Begin Extracted data

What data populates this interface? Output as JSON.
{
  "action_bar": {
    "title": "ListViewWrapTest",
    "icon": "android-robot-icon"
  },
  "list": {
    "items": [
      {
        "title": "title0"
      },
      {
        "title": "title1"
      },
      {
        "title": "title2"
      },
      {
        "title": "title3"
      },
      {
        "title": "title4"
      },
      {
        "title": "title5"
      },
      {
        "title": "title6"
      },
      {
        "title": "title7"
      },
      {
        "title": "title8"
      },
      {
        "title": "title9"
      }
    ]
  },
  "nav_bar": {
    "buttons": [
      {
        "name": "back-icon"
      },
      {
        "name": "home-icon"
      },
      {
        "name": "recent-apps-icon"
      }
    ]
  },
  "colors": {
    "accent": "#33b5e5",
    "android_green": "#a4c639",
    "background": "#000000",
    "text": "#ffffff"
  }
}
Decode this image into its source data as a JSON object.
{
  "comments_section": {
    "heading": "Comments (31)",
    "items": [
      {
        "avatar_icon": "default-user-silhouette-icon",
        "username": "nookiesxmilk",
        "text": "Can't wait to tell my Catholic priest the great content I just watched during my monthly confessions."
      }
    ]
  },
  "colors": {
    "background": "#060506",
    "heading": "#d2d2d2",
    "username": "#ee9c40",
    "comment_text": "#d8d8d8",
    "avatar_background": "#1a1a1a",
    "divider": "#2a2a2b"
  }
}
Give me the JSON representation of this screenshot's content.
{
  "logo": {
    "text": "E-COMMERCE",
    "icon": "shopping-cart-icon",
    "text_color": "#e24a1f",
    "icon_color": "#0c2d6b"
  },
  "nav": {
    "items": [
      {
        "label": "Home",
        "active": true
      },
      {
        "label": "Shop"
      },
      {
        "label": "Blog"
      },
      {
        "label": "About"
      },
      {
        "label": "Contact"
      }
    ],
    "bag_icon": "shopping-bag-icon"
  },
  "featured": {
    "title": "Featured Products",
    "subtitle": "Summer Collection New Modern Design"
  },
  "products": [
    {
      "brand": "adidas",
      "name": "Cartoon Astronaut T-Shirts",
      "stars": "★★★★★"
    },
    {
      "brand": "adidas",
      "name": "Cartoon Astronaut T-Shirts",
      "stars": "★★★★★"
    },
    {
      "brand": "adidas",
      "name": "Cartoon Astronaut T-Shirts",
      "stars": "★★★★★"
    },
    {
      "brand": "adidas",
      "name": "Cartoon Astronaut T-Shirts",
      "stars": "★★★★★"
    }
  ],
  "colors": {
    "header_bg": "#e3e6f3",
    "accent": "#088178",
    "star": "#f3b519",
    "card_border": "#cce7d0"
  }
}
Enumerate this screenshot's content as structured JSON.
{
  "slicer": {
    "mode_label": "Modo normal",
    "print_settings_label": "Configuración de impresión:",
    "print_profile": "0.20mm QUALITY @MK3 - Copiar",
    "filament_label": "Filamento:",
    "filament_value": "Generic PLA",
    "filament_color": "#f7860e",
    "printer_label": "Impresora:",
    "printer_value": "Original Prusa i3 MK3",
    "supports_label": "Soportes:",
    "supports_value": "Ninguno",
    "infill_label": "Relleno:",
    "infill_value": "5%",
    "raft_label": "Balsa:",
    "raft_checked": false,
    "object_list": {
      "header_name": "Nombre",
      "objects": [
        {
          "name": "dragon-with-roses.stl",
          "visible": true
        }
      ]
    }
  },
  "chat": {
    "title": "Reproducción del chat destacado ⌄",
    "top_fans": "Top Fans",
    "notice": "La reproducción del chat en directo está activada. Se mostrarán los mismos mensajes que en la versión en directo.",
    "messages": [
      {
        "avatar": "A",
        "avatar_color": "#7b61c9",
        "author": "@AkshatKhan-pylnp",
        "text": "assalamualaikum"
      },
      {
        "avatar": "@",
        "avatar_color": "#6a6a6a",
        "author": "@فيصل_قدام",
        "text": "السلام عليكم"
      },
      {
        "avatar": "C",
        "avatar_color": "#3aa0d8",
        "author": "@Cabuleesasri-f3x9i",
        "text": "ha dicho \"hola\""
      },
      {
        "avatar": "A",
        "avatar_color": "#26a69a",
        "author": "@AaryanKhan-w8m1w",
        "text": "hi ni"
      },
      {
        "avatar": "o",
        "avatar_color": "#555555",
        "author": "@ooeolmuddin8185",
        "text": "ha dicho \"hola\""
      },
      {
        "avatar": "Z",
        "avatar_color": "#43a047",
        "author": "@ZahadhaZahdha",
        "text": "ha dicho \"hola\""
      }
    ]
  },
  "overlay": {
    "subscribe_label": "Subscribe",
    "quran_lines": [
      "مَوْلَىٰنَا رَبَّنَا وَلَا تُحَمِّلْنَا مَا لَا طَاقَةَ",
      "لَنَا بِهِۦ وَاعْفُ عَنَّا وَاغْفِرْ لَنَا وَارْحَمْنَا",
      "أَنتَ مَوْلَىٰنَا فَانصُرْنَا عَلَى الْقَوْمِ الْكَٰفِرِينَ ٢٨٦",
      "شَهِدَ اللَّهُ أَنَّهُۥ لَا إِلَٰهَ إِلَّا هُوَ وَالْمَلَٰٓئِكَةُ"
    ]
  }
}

End Extracted data

→ **Task directions**:
Copy out the material word for word and line for line.

→ **Complete response**:
What data populates this interface? Output as JSON.
{
  "action_bar": {
    "title": "ListViewWrapTest",
    "icon": "android-robot-icon"
  },
  "list": {
    "items": [
      {
        "title": "title0"
      },
      {
        "title": "title1"
      },
      {
        "title": "title2"
      },
      {
        "title": "title3"
      },
      {
        "title": "title4"
      },
      {
        "title": "title5"
      },
      {
        "title": "title6"
      },
      {
        "title": "title7"
      },
      {
        "title": "title8"
      },
      {
        "title": "title9"
      }
    ]
  },
  "nav_bar": {
    "buttons": [
      {
        "name": "back-icon"
      },
      {
        "name": "home-icon"
      },
      {
        "name": "recent-apps-icon"
      }
    ]
  },
  "colors": {
    "accent": "#33b5e5",
    "android_green": "#a4c639",
    "background": "#000000",
    "text": "#ffffff"
  }
}
Decode this image into its source data as a JSON object.
{
  "comments_section": {
    "heading": "Comments (31)",
    "items": [
      {
        "avatar_icon": "default-user-silhouette-icon",
        "username": "nookiesxmilk",
        "text": "Can't wait to tell my Catholic priest the great content I just watched during my monthly confessions."
      }
    ]
  },
  "colors": {
    "background": "#060506",
    "heading": "#d2d2d2",
    "username": "#ee9c40",
    "comment_text": "#d8d8d8",
    "avatar_background": "#1a1a1a",
    "divider": "#2a2a2b"
  }
}
Give me the JSON representation of this screenshot's content.
{
  "logo": {
    "text": "E-COMMERCE",
    "icon": "shopping-cart-icon",
    "text_color": "#e24a1f",
    "icon_color": "#0c2d6b"
  },
  "nav": {
    "items": [
      {
        "label": "Home",
        "active": true
      },
      {
        "label": "Shop"
      },
      {
        "label": "Blog"
      },
      {
        "label": "About"
      },
      {
        "label": "Contact"
      }
    ],
    "bag_icon": "shopping-bag-icon"
  },
  "featured": {
    "title": "Featured Products",
    "subtitle": "Summer Collection New Modern Design"
  },
  "products": [
    {
      "brand": "adidas",
      "name": "Cartoon Astronaut T-Shirts",
      "stars": "★★★★★"
    },
    {
      "brand": "adidas",
      "name": "Cartoon Astronaut T-Shirts",
      "stars": "★★★★★"
    },
    {
      "brand": "adidas",
      "name": "Cartoon Astronaut T-Shirts",
      "stars": "★★★★★"
    },
    {
      "brand": "adidas",
      "name": "Cartoon Astronaut T-Shirts",
      "stars": "★★★★★"
    }
  ],
  "colors": {
    "header_bg": "#e3e6f3",
    "accent": "#088178",
    "star": "#f3b519",
    "card_border": "#cce7d0"
  }
}
Enumerate this screenshot's content as structured JSON.
{
  "slicer": {
    "mode_label": "Modo normal",
    "print_settings_label": "Configuración de impresión:",
    "print_profile": "0.20mm QUALITY @MK3 - Copiar",
    "filament_label": "Filamento:",
    "filament_value": "Generic PLA",
    "filament_color": "#f7860e",
    "printer_label": "Impresora:",
    "printer_value": "Original Prusa i3 MK3",
    "supports_label": "Soportes:",
    "supports_value": "Ninguno",
    "infill_label": "Relleno:",
    "infill_value": "5%",
    "raft_label": "Balsa:",
    "raft_checked": false,
    "object_list": {
      "header_name": "Nombre",
      "objects": [
        {
          "name": "dragon-with-roses.stl",
          "visible": true
        }
      ]
    }
  },
  "chat": {
    "title": "Reproducción del chat destacado ⌄",
    "top_fans": "Top Fans",
    "notice": "La reproducción del chat en directo está activada. Se mostrarán los mismos mensajes que en la versión en directo.",
    "messages": [
      {
        "avatar": "A",
        "avatar_color": "#7b61c9",
        "author": "@AkshatKhan-pylnp",
        "text": "assalamualaikum"
      },
      {
        "avatar": "@",
        "avatar_color": "#6a6a6a",
        "author": "@فيصل_قدام",
        "text": "السلام عليكم"
      },
      {
        "avatar": "C",
        "avatar_color": "#3aa0d8",
        "author": "@Cabuleesasri-f3x9i",
        "text": "ha dicho \"hola\""
      },
      {
        "avatar": "A",
        "avatar_color": "#26a69a",
        "author": "@AaryanKhan-w8m1w",
        "text": "hi ni"
      },
      {
        "avatar": "o",
        "avatar_color": "#555555",
        "author": "@ooeolmuddin8185",
        "text": "ha dicho \"hola\""
      },
      {
        "avatar": "Z",
        "avatar_color": "#43a047",
        "author": "@ZahadhaZahdha",
        "text": "ha dicho \"hola\""
      }
    ]
  },
  "overlay": {
    "subscribe_label": "Subscribe",
    "quran_lines": [
      "مَوْلَىٰنَا رَبَّنَا وَلَا تُحَمِّلْنَا مَا لَا طَاقَةَ",
      "لَنَا بِهِۦ وَاعْفُ عَنَّا وَاغْفِرْ لَنَا وَارْحَمْنَا",
      "أَنتَ مَوْلَىٰنَا فَانصُرْنَا عَلَى الْقَوْمِ الْكَٰفِرِينَ ٢٨٦",
      "شَهِدَ اللَّهُ أَنَّهُۥ لَا إِلَٰهَ إِلَّا هُوَ وَالْمَلَٰٓئِكَةُ"
    ]
  }
}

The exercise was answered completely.